__Directive__.
Copy the items below, replacing every "metabolite-label" with "compound-label" and changing nothing else.

__Input data__.

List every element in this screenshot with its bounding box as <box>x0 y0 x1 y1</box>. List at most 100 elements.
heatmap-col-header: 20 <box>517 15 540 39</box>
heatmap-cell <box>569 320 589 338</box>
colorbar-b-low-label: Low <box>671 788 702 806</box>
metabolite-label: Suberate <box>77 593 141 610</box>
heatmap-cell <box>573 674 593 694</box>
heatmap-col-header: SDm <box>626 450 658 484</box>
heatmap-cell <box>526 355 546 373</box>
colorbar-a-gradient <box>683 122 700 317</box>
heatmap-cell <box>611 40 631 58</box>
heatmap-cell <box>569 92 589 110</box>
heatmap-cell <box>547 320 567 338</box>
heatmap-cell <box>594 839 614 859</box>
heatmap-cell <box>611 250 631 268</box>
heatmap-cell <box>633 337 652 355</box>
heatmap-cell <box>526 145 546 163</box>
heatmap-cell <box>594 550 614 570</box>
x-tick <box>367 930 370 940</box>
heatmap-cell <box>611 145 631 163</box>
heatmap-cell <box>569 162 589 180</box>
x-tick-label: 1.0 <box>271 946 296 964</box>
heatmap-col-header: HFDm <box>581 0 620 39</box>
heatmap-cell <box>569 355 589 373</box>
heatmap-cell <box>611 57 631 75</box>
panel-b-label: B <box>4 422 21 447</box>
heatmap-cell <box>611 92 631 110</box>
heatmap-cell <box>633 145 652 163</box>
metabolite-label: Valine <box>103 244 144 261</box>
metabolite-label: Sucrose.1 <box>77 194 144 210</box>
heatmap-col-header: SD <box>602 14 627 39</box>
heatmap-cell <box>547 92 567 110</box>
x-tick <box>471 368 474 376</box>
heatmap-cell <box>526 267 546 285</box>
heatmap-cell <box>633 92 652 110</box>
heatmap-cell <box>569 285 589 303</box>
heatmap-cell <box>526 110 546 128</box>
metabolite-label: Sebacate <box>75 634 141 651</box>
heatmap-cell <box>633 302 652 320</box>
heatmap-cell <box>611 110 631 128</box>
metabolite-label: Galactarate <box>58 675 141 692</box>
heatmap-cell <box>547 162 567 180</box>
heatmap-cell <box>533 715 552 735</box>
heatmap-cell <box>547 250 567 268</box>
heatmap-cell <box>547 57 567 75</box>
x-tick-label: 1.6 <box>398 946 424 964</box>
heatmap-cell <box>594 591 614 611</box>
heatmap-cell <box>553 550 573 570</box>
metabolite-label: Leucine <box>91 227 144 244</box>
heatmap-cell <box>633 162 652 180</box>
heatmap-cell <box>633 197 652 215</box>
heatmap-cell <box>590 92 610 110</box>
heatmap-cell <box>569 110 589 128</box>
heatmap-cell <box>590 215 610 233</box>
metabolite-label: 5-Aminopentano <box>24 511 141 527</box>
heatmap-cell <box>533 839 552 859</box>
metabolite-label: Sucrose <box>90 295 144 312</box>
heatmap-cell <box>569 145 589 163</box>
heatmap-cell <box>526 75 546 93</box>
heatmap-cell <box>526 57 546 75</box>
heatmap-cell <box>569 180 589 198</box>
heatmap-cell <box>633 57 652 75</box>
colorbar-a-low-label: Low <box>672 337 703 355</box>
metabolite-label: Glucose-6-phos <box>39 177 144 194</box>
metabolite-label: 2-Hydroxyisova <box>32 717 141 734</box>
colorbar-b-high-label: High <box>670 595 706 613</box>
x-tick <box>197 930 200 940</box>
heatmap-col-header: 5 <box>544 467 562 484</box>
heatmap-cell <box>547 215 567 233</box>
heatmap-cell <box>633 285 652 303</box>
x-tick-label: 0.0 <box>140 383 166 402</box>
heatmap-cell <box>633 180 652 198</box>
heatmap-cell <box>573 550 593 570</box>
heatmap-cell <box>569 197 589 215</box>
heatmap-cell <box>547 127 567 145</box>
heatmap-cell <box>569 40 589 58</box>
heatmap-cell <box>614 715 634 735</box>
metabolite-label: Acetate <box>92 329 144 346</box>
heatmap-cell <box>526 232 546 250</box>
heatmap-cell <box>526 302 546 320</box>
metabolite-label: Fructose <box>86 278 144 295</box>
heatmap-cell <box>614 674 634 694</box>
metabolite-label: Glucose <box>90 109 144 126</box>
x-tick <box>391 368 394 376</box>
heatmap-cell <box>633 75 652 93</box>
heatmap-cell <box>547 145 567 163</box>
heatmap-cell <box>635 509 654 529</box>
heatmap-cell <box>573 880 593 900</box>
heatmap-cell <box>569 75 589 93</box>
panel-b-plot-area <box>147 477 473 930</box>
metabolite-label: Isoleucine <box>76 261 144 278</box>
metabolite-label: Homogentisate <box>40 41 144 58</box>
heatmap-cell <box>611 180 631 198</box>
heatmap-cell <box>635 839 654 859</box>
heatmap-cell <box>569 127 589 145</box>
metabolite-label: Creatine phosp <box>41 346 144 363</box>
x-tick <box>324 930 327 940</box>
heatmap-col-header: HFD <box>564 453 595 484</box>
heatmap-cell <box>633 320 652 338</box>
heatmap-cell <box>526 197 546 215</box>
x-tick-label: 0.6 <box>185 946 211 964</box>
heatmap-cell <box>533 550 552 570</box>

__Result of the exercise__.
List every element in this screenshot with its bounding box as <box>x0 y0 x1 y1</box>. List at most 100 elements.
heatmap-col-header: 20 <box>517 15 540 39</box>
heatmap-cell <box>569 320 589 338</box>
colorbar-b-low-label: Low <box>671 788 702 806</box>
compound-label: Suberate <box>77 593 141 610</box>
heatmap-cell <box>573 674 593 694</box>
heatmap-col-header: SDm <box>626 450 658 484</box>
heatmap-cell <box>526 355 546 373</box>
colorbar-a-gradient <box>683 122 700 317</box>
heatmap-cell <box>611 40 631 58</box>
heatmap-cell <box>569 92 589 110</box>
heatmap-cell <box>547 320 567 338</box>
heatmap-cell <box>594 839 614 859</box>
heatmap-cell <box>611 250 631 268</box>
heatmap-cell <box>633 337 652 355</box>
heatmap-cell <box>526 145 546 163</box>
heatmap-cell <box>594 550 614 570</box>
x-tick <box>367 930 370 940</box>
heatmap-cell <box>611 145 631 163</box>
heatmap-cell <box>569 162 589 180</box>
x-tick-label: 1.0 <box>271 946 296 964</box>
heatmap-col-header: HFDm <box>581 0 620 39</box>
heatmap-cell <box>569 355 589 373</box>
heatmap-cell <box>611 57 631 75</box>
panel-b-label: B <box>4 422 21 447</box>
heatmap-cell <box>611 92 631 110</box>
heatmap-cell <box>633 145 652 163</box>
compound-label: Valine <box>103 244 144 261</box>
compound-label: Sucrose.1 <box>77 194 144 210</box>
heatmap-col-header: SD <box>602 14 627 39</box>
heatmap-cell <box>547 92 567 110</box>
x-tick <box>471 368 474 376</box>
heatmap-cell <box>526 267 546 285</box>
heatmap-cell <box>633 92 652 110</box>
heatmap-cell <box>569 285 589 303</box>
heatmap-cell <box>526 110 546 128</box>
compound-label: Sebacate <box>75 634 141 651</box>
heatmap-cell <box>633 302 652 320</box>
heatmap-cell <box>611 110 631 128</box>
compound-label: Galactarate <box>58 675 141 692</box>
heatmap-cell <box>547 162 567 180</box>
heatmap-cell <box>533 715 552 735</box>
heatmap-cell <box>547 250 567 268</box>
heatmap-cell <box>547 57 567 75</box>
x-tick-label: 1.6 <box>398 946 424 964</box>
heatmap-cell <box>594 591 614 611</box>
heatmap-cell <box>553 550 573 570</box>
compound-label: Leucine <box>91 227 144 244</box>
heatmap-cell <box>633 162 652 180</box>
heatmap-cell <box>633 197 652 215</box>
heatmap-cell <box>590 92 610 110</box>
heatmap-cell <box>569 110 589 128</box>
heatmap-cell <box>590 215 610 233</box>
compound-label: 5-Aminopentano <box>24 511 141 527</box>
heatmap-cell <box>533 839 552 859</box>
compound-label: Sucrose <box>90 295 144 312</box>
heatmap-cell <box>569 145 589 163</box>
heatmap-cell <box>526 75 546 93</box>
heatmap-cell <box>526 57 546 75</box>
heatmap-cell <box>569 180 589 198</box>
heatmap-cell <box>633 57 652 75</box>
colorbar-a-low-label: Low <box>672 337 703 355</box>
compound-label: Glucose-6-phos <box>39 177 144 194</box>
compound-label: 2-Hydroxyisova <box>32 717 141 734</box>
colorbar-b-high-label: High <box>670 595 706 613</box>
x-tick <box>197 930 200 940</box>
heatmap-col-header: 5 <box>544 467 562 484</box>
heatmap-cell <box>547 215 567 233</box>
heatmap-cell <box>633 285 652 303</box>
x-tick-label: 0.0 <box>140 383 166 402</box>
heatmap-cell <box>633 180 652 198</box>
heatmap-cell <box>573 550 593 570</box>
heatmap-cell <box>569 197 589 215</box>
heatmap-cell <box>547 127 567 145</box>
heatmap-cell <box>569 40 589 58</box>
heatmap-cell <box>614 715 634 735</box>
compound-label: Acetate <box>92 329 144 346</box>
heatmap-cell <box>526 232 546 250</box>
heatmap-cell <box>526 302 546 320</box>
compound-label: Fructose <box>86 278 144 295</box>
heatmap-cell <box>614 674 634 694</box>
compound-label: Glucose <box>90 109 144 126</box>
x-tick <box>391 368 394 376</box>
heatmap-cell <box>633 75 652 93</box>
heatmap-cell <box>547 145 567 163</box>
heatmap-cell <box>635 509 654 529</box>
heatmap-cell <box>573 880 593 900</box>
heatmap-cell <box>569 75 589 93</box>
panel-b-plot-area <box>147 477 473 930</box>
compound-label: Isoleucine <box>76 261 144 278</box>
compound-label: Homogentisate <box>40 41 144 58</box>
heatmap-cell <box>611 180 631 198</box>
heatmap-cell <box>635 839 654 859</box>
heatmap-cell <box>569 127 589 145</box>
compound-label: Creatine phosp <box>41 346 144 363</box>
x-tick <box>324 930 327 940</box>
heatmap-col-header: HFD <box>564 453 595 484</box>
heatmap-cell <box>633 320 652 338</box>
heatmap-cell <box>526 197 546 215</box>
x-tick-label: 0.6 <box>185 946 211 964</box>
heatmap-cell <box>533 550 552 570</box>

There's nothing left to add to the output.